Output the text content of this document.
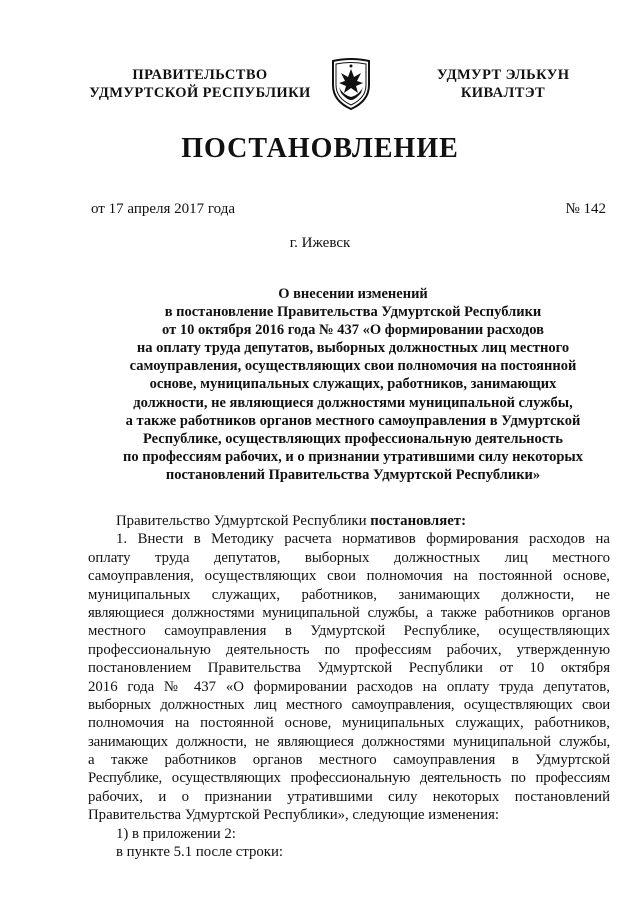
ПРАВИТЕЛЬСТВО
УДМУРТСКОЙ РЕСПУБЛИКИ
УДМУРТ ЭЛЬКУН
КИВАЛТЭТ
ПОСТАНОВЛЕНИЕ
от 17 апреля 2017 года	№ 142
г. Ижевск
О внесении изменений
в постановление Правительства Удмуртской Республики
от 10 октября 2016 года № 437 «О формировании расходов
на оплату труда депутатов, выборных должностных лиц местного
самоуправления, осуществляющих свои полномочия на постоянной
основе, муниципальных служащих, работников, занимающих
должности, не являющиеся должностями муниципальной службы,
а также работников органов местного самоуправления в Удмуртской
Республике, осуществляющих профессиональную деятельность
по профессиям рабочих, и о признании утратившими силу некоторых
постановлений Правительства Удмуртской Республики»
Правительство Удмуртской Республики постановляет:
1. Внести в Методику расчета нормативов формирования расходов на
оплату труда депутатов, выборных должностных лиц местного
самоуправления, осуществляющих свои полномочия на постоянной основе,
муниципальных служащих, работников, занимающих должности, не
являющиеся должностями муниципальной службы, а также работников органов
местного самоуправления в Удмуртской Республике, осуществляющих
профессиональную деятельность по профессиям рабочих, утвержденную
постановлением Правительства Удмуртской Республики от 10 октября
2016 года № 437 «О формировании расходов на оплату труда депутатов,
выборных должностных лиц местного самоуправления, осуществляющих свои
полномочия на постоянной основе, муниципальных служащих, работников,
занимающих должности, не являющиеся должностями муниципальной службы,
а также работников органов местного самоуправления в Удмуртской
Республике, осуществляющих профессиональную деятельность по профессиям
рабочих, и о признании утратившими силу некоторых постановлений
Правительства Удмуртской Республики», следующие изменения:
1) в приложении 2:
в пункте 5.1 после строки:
------------------------------------
Required task:
From the entries above, pull out each line that includes "свои".

Finished task:
самоуправления, осуществляющих свои полномочия на постоянной
самоуправления, осуществляющих свои полномочия на постоянной основе,
выборных должностных лиц местного самоуправления, осуществляющих свои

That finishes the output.